═════ MATERIAL SHOWN

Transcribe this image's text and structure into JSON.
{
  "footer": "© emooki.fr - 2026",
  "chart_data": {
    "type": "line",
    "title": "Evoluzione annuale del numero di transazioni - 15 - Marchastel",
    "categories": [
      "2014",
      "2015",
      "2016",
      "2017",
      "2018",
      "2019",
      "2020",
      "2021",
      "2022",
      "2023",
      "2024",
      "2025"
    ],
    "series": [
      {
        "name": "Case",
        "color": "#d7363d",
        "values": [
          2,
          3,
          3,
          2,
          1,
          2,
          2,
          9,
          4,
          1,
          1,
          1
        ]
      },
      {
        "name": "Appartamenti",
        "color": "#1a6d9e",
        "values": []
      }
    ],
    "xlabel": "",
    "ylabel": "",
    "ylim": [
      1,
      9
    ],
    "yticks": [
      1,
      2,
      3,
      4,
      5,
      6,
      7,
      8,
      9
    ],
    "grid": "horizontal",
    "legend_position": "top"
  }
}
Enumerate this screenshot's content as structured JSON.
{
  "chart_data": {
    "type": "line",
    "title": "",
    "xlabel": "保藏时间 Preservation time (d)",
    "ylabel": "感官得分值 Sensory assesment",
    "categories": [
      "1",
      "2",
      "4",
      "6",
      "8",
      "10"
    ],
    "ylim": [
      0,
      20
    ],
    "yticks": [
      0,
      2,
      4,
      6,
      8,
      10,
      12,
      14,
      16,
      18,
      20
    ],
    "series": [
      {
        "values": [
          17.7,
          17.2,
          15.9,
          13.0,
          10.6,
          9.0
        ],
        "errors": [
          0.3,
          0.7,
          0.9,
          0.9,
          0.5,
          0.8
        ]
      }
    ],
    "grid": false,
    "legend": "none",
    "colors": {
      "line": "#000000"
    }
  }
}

══════════

EXERCISE AIM: The records above are to be copied in full, exactly as written.

ANSWER BELOW:
Transcribe this image's text and structure into JSON.
{
  "footer": "© emooki.fr - 2026",
  "chart_data": {
    "type": "line",
    "title": "Evoluzione annuale del numero di transazioni - 15 - Marchastel",
    "categories": [
      "2014",
      "2015",
      "2016",
      "2017",
      "2018",
      "2019",
      "2020",
      "2021",
      "2022",
      "2023",
      "2024",
      "2025"
    ],
    "series": [
      {
        "name": "Case",
        "color": "#d7363d",
        "values": [
          2,
          3,
          3,
          2,
          1,
          2,
          2,
          9,
          4,
          1,
          1,
          1
        ]
      },
      {
        "name": "Appartamenti",
        "color": "#1a6d9e",
        "values": []
      }
    ],
    "xlabel": "",
    "ylabel": "",
    "ylim": [
      1,
      9
    ],
    "yticks": [
      1,
      2,
      3,
      4,
      5,
      6,
      7,
      8,
      9
    ],
    "grid": "horizontal",
    "legend_position": "top"
  }
}
Enumerate this screenshot's content as structured JSON.
{
  "chart_data": {
    "type": "line",
    "title": "",
    "xlabel": "保藏时间 Preservation time (d)",
    "ylabel": "感官得分值 Sensory assesment",
    "categories": [
      "1",
      "2",
      "4",
      "6",
      "8",
      "10"
    ],
    "ylim": [
      0,
      20
    ],
    "yticks": [
      0,
      2,
      4,
      6,
      8,
      10,
      12,
      14,
      16,
      18,
      20
    ],
    "series": [
      {
        "values": [
          17.7,
          17.2,
          15.9,
          13.0,
          10.6,
          9.0
        ],
        "errors": [
          0.3,
          0.7,
          0.9,
          0.9,
          0.5,
          0.8
        ]
      }
    ],
    "grid": false,
    "legend": "none",
    "colors": {
      "line": "#000000"
    }
  }
}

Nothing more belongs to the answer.